SUPPLIED MATERIAL start

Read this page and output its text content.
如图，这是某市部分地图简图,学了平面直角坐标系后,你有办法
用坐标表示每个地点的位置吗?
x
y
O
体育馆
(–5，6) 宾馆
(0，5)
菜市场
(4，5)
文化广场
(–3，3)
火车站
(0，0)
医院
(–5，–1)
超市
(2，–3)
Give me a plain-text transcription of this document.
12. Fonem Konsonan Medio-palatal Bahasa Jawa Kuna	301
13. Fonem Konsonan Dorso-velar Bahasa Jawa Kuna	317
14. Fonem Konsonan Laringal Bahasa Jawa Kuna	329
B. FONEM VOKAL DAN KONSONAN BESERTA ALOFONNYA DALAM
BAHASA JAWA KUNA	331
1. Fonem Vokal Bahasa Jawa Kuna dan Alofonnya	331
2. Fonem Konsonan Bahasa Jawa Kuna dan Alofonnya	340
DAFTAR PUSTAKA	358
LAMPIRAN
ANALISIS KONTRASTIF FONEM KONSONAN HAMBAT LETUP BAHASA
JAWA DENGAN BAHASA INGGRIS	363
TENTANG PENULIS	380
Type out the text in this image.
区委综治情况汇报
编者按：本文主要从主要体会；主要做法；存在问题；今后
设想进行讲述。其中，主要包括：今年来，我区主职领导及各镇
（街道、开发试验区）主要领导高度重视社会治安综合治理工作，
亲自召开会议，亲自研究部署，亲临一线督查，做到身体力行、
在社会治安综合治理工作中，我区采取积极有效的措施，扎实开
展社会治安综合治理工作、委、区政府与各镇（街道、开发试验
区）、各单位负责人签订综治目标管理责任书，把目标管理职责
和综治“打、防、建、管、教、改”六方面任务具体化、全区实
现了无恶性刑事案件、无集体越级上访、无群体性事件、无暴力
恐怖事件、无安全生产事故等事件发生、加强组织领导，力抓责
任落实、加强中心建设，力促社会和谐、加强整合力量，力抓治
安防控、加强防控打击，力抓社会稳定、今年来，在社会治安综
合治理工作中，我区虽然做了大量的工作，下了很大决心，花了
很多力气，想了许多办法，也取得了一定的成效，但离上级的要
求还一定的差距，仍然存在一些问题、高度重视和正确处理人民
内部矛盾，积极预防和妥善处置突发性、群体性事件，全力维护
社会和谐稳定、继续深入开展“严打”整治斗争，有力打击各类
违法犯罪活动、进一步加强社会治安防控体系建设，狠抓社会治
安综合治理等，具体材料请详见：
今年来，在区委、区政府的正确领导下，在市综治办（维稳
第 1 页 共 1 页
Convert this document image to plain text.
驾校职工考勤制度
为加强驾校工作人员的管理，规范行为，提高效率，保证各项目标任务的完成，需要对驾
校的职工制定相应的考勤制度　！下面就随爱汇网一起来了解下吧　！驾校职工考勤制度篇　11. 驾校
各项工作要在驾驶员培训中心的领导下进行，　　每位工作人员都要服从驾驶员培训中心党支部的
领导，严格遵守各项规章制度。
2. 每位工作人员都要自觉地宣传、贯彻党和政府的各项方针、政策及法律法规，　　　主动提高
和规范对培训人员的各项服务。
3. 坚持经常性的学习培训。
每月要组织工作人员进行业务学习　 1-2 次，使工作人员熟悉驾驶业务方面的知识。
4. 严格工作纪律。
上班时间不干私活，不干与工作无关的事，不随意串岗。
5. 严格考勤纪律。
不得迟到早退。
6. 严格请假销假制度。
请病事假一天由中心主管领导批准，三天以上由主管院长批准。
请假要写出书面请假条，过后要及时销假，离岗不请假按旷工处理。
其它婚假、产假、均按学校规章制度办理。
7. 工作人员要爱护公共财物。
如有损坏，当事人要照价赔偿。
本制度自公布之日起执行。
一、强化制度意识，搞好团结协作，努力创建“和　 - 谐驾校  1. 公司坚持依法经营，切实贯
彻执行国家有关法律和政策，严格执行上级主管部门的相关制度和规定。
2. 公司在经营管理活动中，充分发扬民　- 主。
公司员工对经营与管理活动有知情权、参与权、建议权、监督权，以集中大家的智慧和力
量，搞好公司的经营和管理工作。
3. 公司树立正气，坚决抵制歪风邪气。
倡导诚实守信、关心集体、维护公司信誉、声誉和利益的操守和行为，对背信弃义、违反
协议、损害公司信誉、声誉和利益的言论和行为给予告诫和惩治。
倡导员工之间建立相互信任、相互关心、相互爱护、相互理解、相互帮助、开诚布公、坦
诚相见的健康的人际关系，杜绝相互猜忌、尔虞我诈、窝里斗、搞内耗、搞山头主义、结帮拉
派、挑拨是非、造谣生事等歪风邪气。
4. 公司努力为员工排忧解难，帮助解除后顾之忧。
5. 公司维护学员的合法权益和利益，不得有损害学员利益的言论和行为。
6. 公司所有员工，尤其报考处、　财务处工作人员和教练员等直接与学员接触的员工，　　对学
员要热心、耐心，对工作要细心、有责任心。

SUPPLIED MATERIAL end

◆ **WHAT YOU HAVE TO DO**
Copy out each line of the data containing the string "plain".

◆ **RIGHT ANSWER**
Give me a plain-text transcription of this document.
Convert this document image to plain text.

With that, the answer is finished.